** Exercise goal **
Pick out every line of the entries below where "thành" occurs, and copy those lines.

· · · ·

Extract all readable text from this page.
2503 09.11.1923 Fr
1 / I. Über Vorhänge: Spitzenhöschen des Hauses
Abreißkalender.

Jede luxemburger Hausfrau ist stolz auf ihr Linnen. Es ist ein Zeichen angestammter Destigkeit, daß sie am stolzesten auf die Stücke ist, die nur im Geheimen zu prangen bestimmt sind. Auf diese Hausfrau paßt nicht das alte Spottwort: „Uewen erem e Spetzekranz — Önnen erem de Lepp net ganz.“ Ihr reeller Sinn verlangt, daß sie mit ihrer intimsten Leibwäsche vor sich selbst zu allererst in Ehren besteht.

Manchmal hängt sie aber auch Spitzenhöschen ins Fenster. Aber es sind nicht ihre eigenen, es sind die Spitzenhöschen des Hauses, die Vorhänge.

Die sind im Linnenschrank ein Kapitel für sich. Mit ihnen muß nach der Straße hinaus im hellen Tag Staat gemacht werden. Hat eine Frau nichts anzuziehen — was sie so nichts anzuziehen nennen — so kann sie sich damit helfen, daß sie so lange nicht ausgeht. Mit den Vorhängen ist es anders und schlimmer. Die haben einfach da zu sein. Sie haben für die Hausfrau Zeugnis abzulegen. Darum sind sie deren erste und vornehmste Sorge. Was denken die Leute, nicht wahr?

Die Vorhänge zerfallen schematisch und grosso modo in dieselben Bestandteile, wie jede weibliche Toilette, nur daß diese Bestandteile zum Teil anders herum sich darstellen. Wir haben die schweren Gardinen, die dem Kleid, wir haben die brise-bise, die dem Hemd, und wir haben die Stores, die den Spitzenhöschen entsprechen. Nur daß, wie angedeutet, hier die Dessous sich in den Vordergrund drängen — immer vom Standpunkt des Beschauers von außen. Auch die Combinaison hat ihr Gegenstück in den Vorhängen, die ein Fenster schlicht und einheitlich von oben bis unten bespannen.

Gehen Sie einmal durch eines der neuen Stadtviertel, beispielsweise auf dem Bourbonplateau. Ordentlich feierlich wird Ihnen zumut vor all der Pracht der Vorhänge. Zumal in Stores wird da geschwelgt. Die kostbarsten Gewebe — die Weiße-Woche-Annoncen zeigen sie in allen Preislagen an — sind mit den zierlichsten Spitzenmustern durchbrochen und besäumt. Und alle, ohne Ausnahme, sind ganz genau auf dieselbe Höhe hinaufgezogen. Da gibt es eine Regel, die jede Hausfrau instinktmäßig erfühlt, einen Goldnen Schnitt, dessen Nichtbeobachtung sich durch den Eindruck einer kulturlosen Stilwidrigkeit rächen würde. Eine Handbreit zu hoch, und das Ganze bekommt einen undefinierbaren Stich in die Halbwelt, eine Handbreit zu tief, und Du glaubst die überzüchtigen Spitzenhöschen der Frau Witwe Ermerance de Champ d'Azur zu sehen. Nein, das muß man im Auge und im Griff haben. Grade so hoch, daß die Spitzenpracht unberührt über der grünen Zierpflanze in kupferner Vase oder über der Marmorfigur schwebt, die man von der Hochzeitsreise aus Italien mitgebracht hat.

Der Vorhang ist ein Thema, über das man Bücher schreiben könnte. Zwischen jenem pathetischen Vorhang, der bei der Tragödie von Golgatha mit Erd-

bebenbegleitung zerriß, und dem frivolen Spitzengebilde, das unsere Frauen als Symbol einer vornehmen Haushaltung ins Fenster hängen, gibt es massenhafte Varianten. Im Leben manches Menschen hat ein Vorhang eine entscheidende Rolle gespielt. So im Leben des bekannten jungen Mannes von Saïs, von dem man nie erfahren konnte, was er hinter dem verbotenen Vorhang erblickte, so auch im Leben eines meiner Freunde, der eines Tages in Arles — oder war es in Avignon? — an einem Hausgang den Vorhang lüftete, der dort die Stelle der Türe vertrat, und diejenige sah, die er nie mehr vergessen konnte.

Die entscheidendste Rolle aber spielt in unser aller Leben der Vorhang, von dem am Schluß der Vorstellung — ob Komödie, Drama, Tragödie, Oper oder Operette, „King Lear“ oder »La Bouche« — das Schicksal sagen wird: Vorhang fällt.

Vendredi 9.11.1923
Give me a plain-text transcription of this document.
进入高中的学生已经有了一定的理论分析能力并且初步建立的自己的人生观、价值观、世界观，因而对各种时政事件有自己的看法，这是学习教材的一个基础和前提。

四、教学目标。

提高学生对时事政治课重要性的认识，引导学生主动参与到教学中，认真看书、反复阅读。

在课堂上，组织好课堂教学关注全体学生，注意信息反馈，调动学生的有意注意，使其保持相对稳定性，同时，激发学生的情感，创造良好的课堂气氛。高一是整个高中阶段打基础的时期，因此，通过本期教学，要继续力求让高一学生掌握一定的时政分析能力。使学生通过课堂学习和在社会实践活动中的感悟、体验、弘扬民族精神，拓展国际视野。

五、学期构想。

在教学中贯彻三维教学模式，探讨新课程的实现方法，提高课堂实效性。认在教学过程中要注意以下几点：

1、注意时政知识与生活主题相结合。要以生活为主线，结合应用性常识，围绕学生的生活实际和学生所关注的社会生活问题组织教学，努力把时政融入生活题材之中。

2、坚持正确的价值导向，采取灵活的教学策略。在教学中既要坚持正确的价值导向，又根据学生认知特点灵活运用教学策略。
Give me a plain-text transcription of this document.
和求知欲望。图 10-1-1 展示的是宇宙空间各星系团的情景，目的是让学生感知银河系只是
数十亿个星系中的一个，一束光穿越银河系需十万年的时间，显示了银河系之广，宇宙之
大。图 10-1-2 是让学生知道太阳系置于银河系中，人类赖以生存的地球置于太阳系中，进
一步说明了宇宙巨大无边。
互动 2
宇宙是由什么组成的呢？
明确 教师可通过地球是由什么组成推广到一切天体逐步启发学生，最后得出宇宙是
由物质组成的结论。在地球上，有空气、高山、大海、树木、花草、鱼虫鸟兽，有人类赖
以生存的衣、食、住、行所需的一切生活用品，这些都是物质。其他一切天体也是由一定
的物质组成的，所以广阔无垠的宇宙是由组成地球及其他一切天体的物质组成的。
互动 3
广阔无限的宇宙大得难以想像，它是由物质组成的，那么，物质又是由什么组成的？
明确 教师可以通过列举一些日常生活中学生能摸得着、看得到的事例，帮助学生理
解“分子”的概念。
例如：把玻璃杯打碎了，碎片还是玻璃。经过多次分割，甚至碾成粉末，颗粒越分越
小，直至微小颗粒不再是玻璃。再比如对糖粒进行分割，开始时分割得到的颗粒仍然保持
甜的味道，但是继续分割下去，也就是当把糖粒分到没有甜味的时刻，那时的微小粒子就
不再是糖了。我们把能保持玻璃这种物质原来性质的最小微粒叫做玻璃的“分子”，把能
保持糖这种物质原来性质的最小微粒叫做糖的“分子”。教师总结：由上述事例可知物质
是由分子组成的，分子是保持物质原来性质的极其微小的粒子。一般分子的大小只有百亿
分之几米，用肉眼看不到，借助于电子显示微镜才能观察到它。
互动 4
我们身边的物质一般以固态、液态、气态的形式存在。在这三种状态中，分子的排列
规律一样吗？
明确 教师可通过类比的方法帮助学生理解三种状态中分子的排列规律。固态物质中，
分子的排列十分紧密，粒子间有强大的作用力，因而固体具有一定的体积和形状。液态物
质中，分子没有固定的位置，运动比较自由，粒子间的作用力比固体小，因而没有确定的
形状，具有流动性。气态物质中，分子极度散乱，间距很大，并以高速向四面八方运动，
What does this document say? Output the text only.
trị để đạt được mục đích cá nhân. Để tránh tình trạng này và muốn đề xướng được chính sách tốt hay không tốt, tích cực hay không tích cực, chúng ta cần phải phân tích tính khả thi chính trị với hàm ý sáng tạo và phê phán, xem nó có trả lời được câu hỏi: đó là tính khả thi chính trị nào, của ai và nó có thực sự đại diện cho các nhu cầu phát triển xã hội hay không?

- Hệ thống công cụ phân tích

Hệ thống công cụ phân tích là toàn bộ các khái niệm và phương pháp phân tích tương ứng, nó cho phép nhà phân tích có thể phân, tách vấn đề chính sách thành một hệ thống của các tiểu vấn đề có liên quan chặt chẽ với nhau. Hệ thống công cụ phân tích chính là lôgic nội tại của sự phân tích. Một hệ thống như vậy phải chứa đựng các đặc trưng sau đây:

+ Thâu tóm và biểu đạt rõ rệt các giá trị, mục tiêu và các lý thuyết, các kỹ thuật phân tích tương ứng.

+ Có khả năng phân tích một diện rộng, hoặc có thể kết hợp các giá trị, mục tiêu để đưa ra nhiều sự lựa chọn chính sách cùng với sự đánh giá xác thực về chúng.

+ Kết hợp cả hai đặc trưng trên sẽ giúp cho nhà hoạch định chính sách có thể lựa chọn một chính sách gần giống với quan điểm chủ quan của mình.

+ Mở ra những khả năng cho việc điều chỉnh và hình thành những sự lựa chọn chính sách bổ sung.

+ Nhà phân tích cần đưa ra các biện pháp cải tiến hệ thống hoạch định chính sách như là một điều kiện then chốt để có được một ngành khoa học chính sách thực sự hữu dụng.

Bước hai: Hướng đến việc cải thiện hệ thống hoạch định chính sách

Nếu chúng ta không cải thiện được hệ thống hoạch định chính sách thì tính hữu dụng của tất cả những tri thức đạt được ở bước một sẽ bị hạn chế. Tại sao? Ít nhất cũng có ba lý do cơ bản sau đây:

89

· · · ·

** Response **
Hệ thống công cụ phân tích là toàn bộ các khái niệm và phương pháp phân tích tương ứng, nó cho phép nhà phân tích có thể phân, tách vấn đề chính sách thành một hệ thống của các tiểu vấn đề có liên quan chặt chẽ với nhau. Hệ thống công cụ phân tích chính là lôgic nội tại của sự phân tích. Một hệ thống như vậy phải chứa đựng các đặc trưng sau đây:
+ Mở ra những khả năng cho việc điều chỉnh và hình thành những sự lựa chọn chính sách bổ sung.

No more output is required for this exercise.